◆ **Items**:
========================================

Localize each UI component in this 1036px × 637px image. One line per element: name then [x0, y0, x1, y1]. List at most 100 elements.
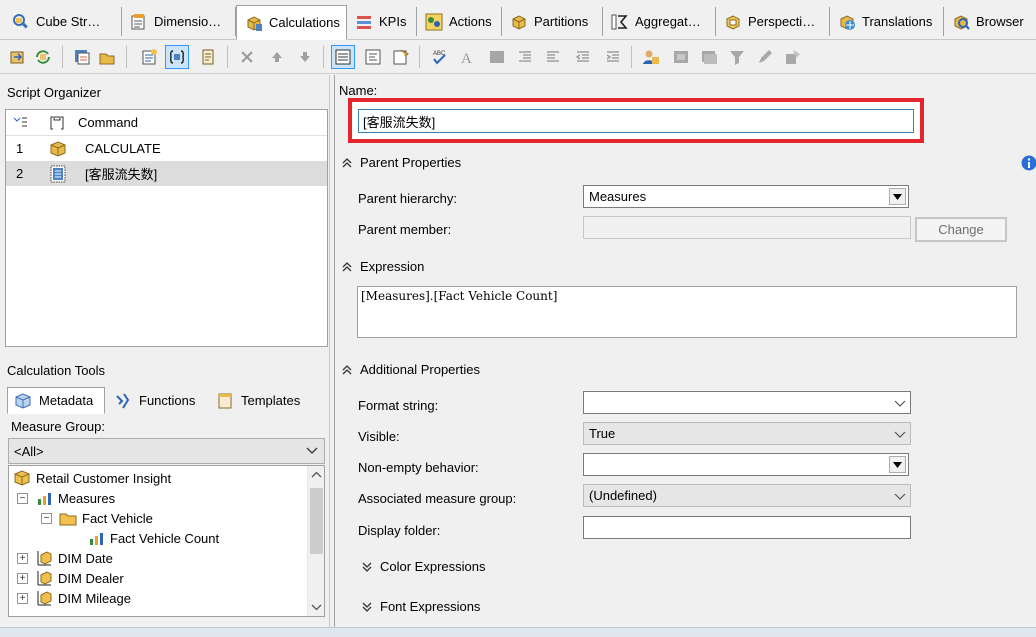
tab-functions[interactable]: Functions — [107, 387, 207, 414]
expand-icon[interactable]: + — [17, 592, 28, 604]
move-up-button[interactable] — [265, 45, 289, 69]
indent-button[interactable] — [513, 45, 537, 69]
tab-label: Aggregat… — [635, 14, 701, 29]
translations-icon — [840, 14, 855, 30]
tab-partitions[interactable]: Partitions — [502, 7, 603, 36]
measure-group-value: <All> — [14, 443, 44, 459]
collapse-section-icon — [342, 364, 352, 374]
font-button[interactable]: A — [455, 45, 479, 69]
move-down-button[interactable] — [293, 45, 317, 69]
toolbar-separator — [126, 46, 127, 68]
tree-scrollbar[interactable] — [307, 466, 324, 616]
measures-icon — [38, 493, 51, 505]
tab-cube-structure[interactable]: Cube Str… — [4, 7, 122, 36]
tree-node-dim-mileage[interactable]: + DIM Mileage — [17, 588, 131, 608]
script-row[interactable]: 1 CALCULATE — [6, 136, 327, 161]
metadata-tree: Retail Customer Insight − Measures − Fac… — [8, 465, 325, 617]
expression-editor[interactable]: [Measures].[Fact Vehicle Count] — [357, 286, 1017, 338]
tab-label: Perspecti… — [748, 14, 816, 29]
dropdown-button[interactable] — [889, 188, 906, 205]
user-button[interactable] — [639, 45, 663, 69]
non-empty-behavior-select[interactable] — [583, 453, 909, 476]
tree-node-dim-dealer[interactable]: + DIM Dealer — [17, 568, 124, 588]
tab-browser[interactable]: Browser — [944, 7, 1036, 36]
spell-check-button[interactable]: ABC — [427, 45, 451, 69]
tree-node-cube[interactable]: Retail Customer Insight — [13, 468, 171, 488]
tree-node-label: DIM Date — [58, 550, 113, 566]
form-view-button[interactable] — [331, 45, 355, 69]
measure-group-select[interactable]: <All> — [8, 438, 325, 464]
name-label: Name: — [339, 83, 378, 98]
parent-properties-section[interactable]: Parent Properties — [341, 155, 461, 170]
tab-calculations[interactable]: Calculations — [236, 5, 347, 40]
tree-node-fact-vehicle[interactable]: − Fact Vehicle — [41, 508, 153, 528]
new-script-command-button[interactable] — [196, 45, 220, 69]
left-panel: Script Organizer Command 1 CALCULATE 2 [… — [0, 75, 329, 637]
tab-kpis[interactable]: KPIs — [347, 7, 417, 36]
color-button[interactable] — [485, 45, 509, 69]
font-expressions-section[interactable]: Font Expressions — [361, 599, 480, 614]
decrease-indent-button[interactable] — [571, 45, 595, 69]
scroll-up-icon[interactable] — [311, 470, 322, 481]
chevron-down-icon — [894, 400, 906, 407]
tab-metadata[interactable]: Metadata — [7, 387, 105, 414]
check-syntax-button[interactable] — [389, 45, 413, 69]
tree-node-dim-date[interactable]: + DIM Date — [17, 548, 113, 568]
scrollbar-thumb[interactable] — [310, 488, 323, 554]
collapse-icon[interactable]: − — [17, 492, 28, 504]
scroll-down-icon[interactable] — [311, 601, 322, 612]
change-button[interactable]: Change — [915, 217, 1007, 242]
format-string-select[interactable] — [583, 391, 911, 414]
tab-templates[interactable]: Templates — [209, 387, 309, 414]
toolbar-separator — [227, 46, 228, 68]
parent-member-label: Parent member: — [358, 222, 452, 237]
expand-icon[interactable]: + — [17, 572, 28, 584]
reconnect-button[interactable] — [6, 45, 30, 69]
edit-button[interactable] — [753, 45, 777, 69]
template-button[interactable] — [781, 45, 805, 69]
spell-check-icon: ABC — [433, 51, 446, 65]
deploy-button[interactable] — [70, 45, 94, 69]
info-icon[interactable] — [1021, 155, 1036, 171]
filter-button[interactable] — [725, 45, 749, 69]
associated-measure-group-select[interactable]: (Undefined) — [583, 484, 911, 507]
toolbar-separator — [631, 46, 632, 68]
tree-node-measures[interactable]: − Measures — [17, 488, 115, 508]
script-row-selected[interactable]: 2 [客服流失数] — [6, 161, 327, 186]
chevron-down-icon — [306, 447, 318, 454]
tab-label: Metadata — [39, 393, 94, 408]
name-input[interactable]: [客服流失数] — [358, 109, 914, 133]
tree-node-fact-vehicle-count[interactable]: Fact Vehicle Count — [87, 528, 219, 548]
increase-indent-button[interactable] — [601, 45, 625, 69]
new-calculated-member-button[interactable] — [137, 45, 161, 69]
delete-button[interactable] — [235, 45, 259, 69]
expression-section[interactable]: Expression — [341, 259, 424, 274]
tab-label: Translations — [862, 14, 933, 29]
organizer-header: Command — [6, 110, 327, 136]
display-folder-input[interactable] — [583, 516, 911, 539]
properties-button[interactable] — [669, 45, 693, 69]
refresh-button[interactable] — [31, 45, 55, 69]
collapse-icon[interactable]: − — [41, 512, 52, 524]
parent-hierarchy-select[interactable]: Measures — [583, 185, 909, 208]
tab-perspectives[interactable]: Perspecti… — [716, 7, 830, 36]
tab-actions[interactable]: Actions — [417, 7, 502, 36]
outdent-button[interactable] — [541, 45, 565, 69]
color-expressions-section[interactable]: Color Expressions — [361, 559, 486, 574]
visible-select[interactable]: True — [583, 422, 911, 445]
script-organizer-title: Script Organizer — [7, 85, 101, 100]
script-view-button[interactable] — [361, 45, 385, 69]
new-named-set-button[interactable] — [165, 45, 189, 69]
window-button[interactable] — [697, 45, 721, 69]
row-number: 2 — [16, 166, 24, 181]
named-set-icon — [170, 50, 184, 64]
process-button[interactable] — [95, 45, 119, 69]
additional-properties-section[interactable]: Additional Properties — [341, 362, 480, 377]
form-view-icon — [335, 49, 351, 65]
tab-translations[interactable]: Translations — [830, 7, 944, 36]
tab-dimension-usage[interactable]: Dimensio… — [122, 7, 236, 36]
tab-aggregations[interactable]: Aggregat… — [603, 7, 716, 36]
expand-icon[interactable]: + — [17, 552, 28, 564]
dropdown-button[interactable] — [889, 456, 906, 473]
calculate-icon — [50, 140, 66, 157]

========================================

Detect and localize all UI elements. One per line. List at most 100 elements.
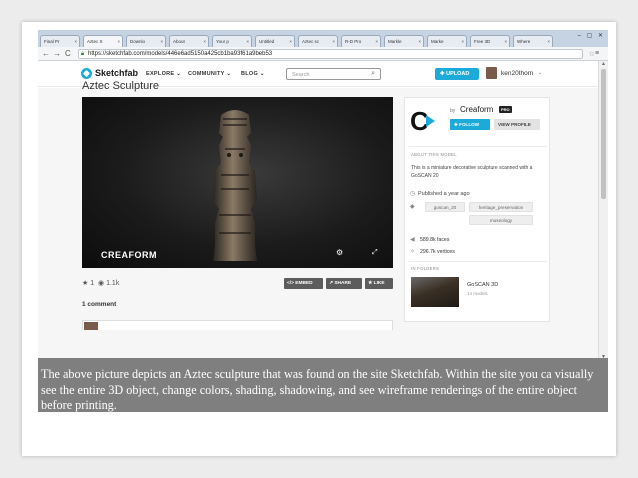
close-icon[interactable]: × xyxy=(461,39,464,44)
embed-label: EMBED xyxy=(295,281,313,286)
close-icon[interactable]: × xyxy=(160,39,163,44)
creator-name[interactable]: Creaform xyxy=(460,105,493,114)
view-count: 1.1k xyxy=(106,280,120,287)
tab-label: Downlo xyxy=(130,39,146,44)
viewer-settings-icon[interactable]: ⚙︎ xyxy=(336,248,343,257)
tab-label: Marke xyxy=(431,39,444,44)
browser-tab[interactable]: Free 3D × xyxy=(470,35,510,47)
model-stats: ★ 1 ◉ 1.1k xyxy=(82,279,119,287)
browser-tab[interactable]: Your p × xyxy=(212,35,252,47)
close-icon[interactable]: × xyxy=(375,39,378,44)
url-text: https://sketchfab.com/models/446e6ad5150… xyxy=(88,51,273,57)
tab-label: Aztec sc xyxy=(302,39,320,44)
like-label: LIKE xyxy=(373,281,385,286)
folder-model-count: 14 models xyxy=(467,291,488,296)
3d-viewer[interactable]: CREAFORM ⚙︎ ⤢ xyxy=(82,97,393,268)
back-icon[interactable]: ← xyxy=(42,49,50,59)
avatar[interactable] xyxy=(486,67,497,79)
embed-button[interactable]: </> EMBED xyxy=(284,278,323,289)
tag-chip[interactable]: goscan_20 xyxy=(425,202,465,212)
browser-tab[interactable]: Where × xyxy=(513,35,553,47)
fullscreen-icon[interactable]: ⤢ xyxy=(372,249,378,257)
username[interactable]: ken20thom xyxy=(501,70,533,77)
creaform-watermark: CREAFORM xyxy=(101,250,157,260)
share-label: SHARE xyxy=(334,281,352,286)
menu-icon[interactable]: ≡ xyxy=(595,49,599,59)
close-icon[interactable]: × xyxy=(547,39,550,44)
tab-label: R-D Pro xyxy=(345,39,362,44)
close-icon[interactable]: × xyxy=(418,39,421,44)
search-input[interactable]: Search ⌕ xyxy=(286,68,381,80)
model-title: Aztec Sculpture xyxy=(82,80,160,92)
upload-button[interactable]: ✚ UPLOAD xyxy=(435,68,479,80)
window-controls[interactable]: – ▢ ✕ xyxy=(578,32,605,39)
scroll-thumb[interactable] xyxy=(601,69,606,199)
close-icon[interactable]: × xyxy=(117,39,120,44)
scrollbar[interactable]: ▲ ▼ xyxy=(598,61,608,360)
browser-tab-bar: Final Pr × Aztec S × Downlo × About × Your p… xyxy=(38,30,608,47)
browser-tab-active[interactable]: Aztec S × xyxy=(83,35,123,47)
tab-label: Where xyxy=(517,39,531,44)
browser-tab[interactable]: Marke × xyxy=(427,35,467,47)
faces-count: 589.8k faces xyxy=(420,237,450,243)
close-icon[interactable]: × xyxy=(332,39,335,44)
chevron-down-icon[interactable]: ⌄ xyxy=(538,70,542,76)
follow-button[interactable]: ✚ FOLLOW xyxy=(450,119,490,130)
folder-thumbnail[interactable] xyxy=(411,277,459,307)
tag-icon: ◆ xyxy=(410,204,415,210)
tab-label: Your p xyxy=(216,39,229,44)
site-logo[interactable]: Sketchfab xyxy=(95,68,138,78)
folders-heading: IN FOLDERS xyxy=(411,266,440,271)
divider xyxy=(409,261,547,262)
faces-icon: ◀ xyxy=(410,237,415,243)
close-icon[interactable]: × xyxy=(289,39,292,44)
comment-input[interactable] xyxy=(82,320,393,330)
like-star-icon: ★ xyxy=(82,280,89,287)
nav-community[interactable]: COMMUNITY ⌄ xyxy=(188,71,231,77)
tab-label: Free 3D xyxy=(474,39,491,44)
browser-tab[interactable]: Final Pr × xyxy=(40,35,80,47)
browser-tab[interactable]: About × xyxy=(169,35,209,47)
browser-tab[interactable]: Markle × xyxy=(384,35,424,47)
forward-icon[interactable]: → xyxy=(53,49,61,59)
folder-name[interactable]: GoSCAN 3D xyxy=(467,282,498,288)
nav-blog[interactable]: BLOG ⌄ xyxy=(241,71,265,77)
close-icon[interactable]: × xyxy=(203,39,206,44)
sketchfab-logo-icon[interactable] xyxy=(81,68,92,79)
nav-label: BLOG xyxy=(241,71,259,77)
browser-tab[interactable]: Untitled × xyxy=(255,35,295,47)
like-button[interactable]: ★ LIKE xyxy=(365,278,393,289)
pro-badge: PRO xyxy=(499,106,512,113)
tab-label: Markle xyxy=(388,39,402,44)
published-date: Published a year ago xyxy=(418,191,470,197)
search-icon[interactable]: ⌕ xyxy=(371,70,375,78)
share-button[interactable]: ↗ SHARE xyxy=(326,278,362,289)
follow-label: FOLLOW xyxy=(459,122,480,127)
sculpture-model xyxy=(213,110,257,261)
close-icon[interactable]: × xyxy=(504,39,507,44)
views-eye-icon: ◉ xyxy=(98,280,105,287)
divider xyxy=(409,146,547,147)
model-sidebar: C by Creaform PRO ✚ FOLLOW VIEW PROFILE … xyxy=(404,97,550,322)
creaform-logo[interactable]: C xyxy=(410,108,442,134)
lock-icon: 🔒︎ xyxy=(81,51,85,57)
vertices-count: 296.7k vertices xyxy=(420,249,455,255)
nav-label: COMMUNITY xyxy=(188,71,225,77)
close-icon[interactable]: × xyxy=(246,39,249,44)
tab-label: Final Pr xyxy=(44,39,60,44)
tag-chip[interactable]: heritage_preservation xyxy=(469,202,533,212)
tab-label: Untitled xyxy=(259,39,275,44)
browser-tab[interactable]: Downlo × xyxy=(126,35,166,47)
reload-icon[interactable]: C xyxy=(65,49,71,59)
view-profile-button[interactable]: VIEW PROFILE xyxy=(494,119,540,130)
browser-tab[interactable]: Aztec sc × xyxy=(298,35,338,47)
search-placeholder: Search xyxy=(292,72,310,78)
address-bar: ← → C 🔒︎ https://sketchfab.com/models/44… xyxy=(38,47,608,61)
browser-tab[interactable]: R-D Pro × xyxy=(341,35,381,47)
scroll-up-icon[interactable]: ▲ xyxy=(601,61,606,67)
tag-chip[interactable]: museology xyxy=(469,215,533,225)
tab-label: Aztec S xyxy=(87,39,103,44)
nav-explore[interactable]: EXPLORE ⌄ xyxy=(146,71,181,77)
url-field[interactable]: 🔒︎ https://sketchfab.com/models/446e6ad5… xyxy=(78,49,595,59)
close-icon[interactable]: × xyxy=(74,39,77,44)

========================================

Lay out the lines as a numbered list, starting at the line that contains "close-icon[interactable]: × xyxy=(461,39,464,44)" and stopping after the line that contains "view-count: 1.1k xyxy=(106,280,120,287)". Leave out any blank lines.

◆ **In response**:
1. close-icon[interactable]: × xyxy=(461,39,464,44)
2. embed-label: EMBED xyxy=(295,281,313,286)
3. close-icon[interactable]: × xyxy=(160,39,163,44)
4. creator-name[interactable]: Creaform xyxy=(460,105,493,114)
5. view-count: 1.1k xyxy=(106,280,120,287)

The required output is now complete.